**WHAT YOU NEED TO DO:** Write out all records as given; omit images.
— start —
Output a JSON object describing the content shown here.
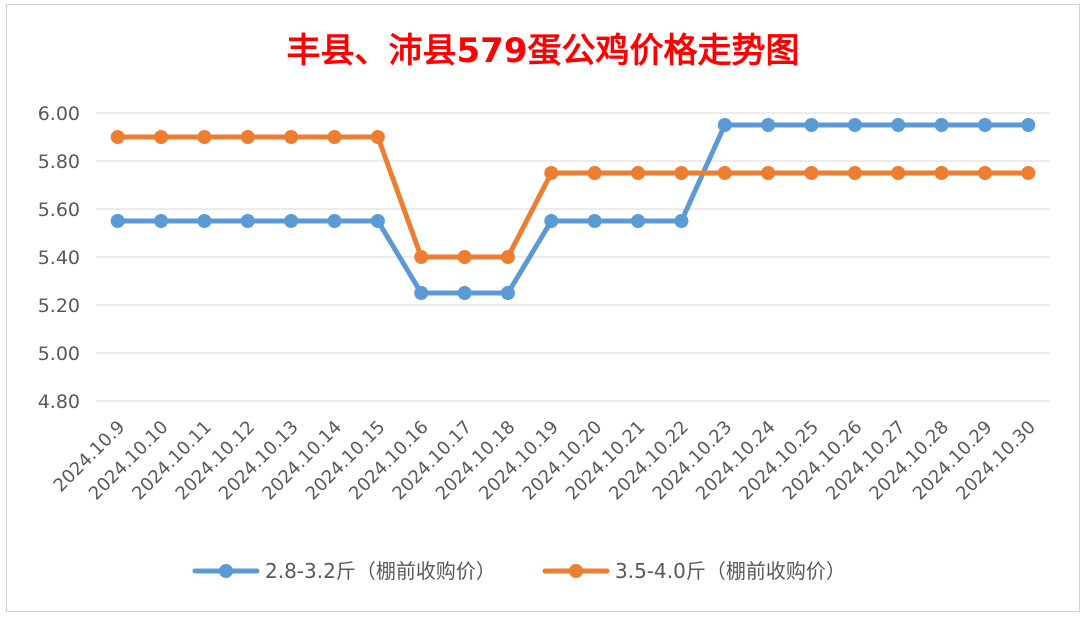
{
  "chart_data": {
    "type": "line",
    "title": "丰县、沛县579蛋公鸡价格走势图",
    "categories": [
      "2024.10.9",
      "2024.10.10",
      "2024.10.11",
      "2024.10.12",
      "2024.10.13",
      "2024.10.14",
      "2024.10.15",
      "2024.10.16",
      "2024.10.17",
      "2024.10.18",
      "2024.10.19",
      "2024.10.20",
      "2024.10.21",
      "2024.10.22",
      "2024.10.23",
      "2024.10.24",
      "2024.10.25",
      "2024.10.26",
      "2024.10.27",
      "2024.10.28",
      "2024.10.29",
      "2024.10.30"
    ],
    "series": [
      {
        "name": "2.8-3.2斤（棚前收购价）",
        "color": "#5b9bd5",
        "values": [
          5.55,
          5.55,
          5.55,
          5.55,
          5.55,
          5.55,
          5.55,
          5.25,
          5.25,
          5.25,
          5.55,
          5.55,
          5.55,
          5.55,
          5.95,
          5.95,
          5.95,
          5.95,
          5.95,
          5.95,
          5.95,
          5.95
        ]
      },
      {
        "name": "3.5-4.0斤（棚前收购价）",
        "color": "#ed7d31",
        "values": [
          5.9,
          5.9,
          5.9,
          5.9,
          5.9,
          5.9,
          5.9,
          5.4,
          5.4,
          5.4,
          5.75,
          5.75,
          5.75,
          5.75,
          5.75,
          5.75,
          5.75,
          5.75,
          5.75,
          5.75,
          5.75,
          5.75
        ]
      }
    ],
    "ylim": [
      4.8,
      6.0
    ],
    "yticks": [
      "4.80",
      "5.00",
      "5.20",
      "5.40",
      "5.60",
      "5.80",
      "6.00"
    ],
    "grid": true,
    "legend_position": "bottom"
  }
}
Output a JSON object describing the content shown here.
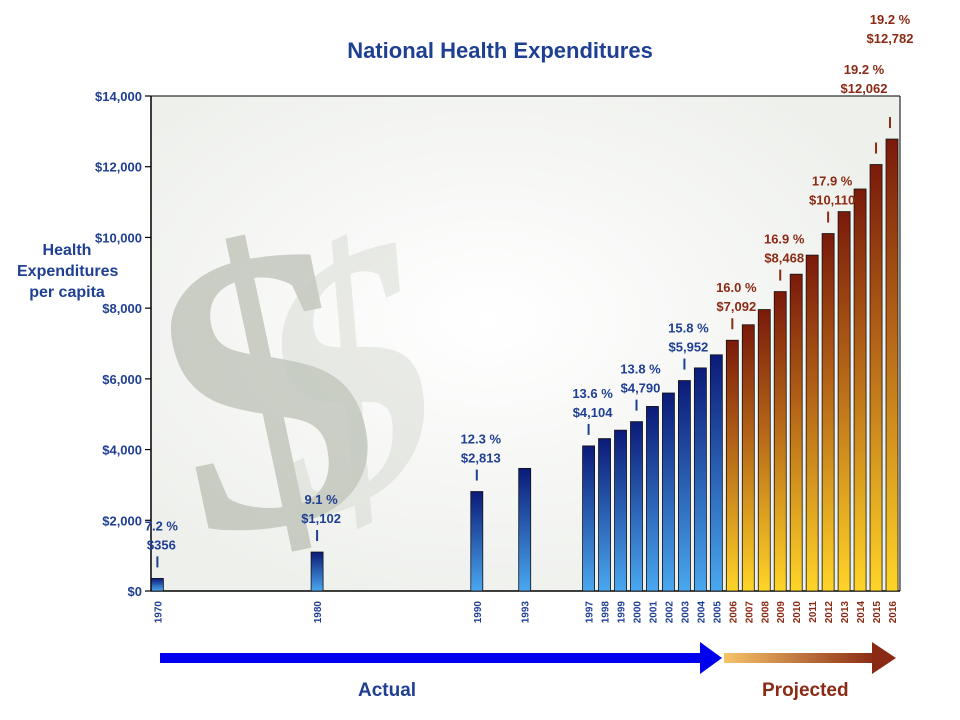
{
  "chart_data": {
    "type": "bar",
    "title": "National Health Expenditures",
    "ylabel": "Health Expenditures per capita",
    "xlabel": "",
    "ylim": [
      0,
      14000
    ],
    "yticks": [
      "$0",
      "$2,000",
      "$4,000",
      "$6,000",
      "$8,000",
      "$10,000",
      "$12,000",
      "$14,000"
    ],
    "grid": false,
    "categories": [
      "1970",
      "1980",
      "1990",
      "1993",
      "1997",
      "1998",
      "1999",
      "2000",
      "2001",
      "2002",
      "2003",
      "2004",
      "2005",
      "2006",
      "2007",
      "2008",
      "2009",
      "2010",
      "2011",
      "2012",
      "2013",
      "2014",
      "2015",
      "2016"
    ],
    "values": [
      356,
      1102,
      2813,
      3468,
      4104,
      4310,
      4549,
      4790,
      5220,
      5600,
      5952,
      6310,
      6680,
      7092,
      7530,
      7960,
      8468,
      8960,
      9500,
      10110,
      10730,
      11370,
      12062,
      12782
    ],
    "series_split": {
      "actual_count": 13,
      "actual_label": "Actual",
      "projected_label": "Projected"
    },
    "annotations": [
      {
        "year": "1970",
        "pct": "7.2 %",
        "amount": "$356",
        "group": "actual"
      },
      {
        "year": "1980",
        "pct": "9.1 %",
        "amount": "$1,102",
        "group": "actual"
      },
      {
        "year": "1990",
        "pct": "12.3 %",
        "amount": "$2,813",
        "group": "actual"
      },
      {
        "year": "1997",
        "pct": "13.6 %",
        "amount": "$4,104",
        "group": "actual"
      },
      {
        "year": "2000",
        "pct": "13.8 %",
        "amount": "$4,790",
        "group": "actual"
      },
      {
        "year": "2003",
        "pct": "15.8 %",
        "amount": "$5,952",
        "group": "actual"
      },
      {
        "year": "2006",
        "pct": "16.0 %",
        "amount": "$7,092",
        "group": "projected"
      },
      {
        "year": "2009",
        "pct": "16.9 %",
        "amount": "$8,468",
        "group": "projected"
      },
      {
        "year": "2012",
        "pct": "17.9 %",
        "amount": "$10,110",
        "group": "projected"
      },
      {
        "year": "2015",
        "pct": "19.2 %",
        "amount": "$12,062",
        "group": "projected"
      },
      {
        "year": "2016",
        "pct": "19.2 %",
        "amount": "$12,782",
        "group": "projected"
      }
    ],
    "colors": {
      "actual": "#1f3f93",
      "projected": "#8b2a14",
      "arrow_actual": "#0000ee"
    }
  }
}
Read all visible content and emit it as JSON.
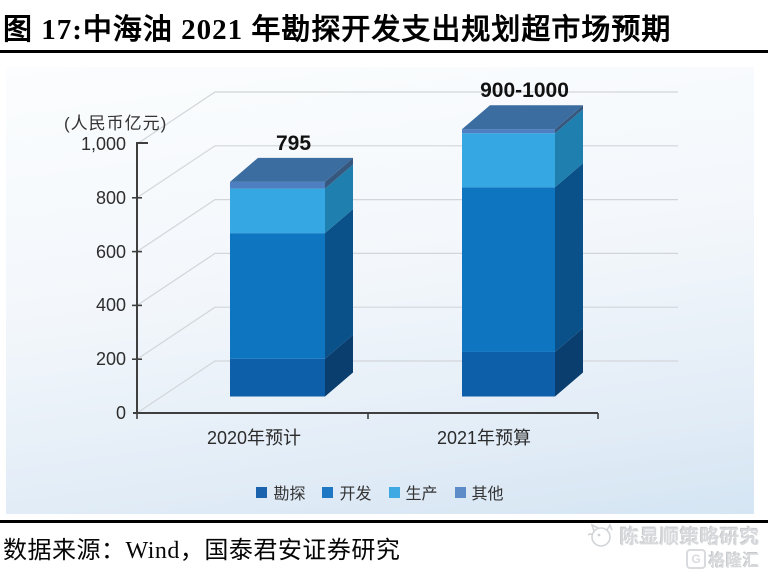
— end —
**ANSWER TO THE PROBLEM:**
Output a JSON object describing the content shown here.
{
  "chart_data": {
    "type": "line",
    "title": "丰县、沛县579蛋公鸡价格走势图",
    "categories": [
      "2024.10.9",
      "2024.10.10",
      "2024.10.11",
      "2024.10.12",
      "2024.10.13",
      "2024.10.14",
      "2024.10.15",
      "2024.10.16",
      "2024.10.17",
      "2024.10.18",
      "2024.10.19",
      "2024.10.20",
      "2024.10.21",
      "2024.10.22",
      "2024.10.23",
      "2024.10.24",
      "2024.10.25",
      "2024.10.26",
      "2024.10.27",
      "2024.10.28",
      "2024.10.29",
      "2024.10.30"
    ],
    "series": [
      {
        "name": "2.8-3.2斤（棚前收购价）",
        "color": "#5b9bd5",
        "values": [
          5.55,
          5.55,
          5.55,
          5.55,
          5.55,
          5.55,
          5.55,
          5.25,
          5.25,
          5.25,
          5.55,
          5.55,
          5.55,
          5.55,
          5.95,
          5.95,
          5.95,
          5.95,
          5.95,
          5.95,
          5.95,
          5.95
        ]
      },
      {
        "name": "3.5-4.0斤（棚前收购价）",
        "color": "#ed7d31",
        "values": [
          5.9,
          5.9,
          5.9,
          5.9,
          5.9,
          5.9,
          5.9,
          5.4,
          5.4,
          5.4,
          5.75,
          5.75,
          5.75,
          5.75,
          5.75,
          5.75,
          5.75,
          5.75,
          5.75,
          5.75,
          5.75,
          5.75
        ]
      }
    ],
    "ylim": [
      4.8,
      6.0
    ],
    "yticks": [
      "4.80",
      "5.00",
      "5.20",
      "5.40",
      "5.60",
      "5.80",
      "6.00"
    ],
    "grid": true,
    "legend_position": "bottom"
  }
}
Output a JSON object describing the content shown here.
{
  "chart_data": {
    "type": "bar",
    "title": "National Health Expenditures",
    "ylabel": "Health Expenditures per capita",
    "xlabel": "",
    "ylim": [
      0,
      14000
    ],
    "yticks": [
      "$0",
      "$2,000",
      "$4,000",
      "$6,000",
      "$8,000",
      "$10,000",
      "$12,000",
      "$14,000"
    ],
    "grid": false,
    "categories": [
      "1970",
      "1980",
      "1990",
      "1993",
      "1997",
      "1998",
      "1999",
      "2000",
      "2001",
      "2002",
      "2003",
      "2004",
      "2005",
      "2006",
      "2007",
      "2008",
      "2009",
      "2010",
      "2011",
      "2012",
      "2013",
      "2014",
      "2015",
      "2016"
    ],
    "values": [
      356,
      1102,
      2813,
      3468,
      4104,
      4310,
      4549,
      4790,
      5220,
      5600,
      5952,
      6310,
      6680,
      7092,
      7530,
      7960,
      8468,
      8960,
      9500,
      10110,
      10730,
      11370,
      12062,
      12782
    ],
    "series_split": {
      "actual_count": 13,
      "actual_label": "Actual",
      "projected_label": "Projected"
    },
    "annotations": [
      {
        "year": "1970",
        "pct": "7.2 %",
        "amount": "$356",
        "group": "actual"
      },
      {
        "year": "1980",
        "pct": "9.1 %",
        "amount": "$1,102",
        "group": "actual"
      },
      {
        "year": "1990",
        "pct": "12.3 %",
        "amount": "$2,813",
        "group": "actual"
      },
      {
        "year": "1997",
        "pct": "13.6 %",
        "amount": "$4,104",
        "group": "actual"
      },
      {
        "year": "2000",
        "pct": "13.8 %",
        "amount": "$4,790",
        "group": "actual"
      },
      {
        "year": "2003",
        "pct": "15.8 %",
        "amount": "$5,952",
        "group": "actual"
      },
      {
        "year": "2006",
        "pct": "16.0 %",
        "amount": "$7,092",
        "group": "projected"
      },
      {
        "year": "2009",
        "pct": "16.9 %",
        "amount": "$8,468",
        "group": "projected"
      },
      {
        "year": "2012",
        "pct": "17.9 %",
        "amount": "$10,110",
        "group": "projected"
      },
      {
        "year": "2015",
        "pct": "19.2 %",
        "amount": "$12,062",
        "group": "projected"
      },
      {
        "year": "2016",
        "pct": "19.2 %",
        "amount": "$12,782",
        "group": "projected"
      }
    ],
    "colors": {
      "actual": "#1f3f93",
      "projected": "#8b2a14",
      "arrow_actual": "#0000ee"
    }
  }
}
Read all visible content and emit it as JSON.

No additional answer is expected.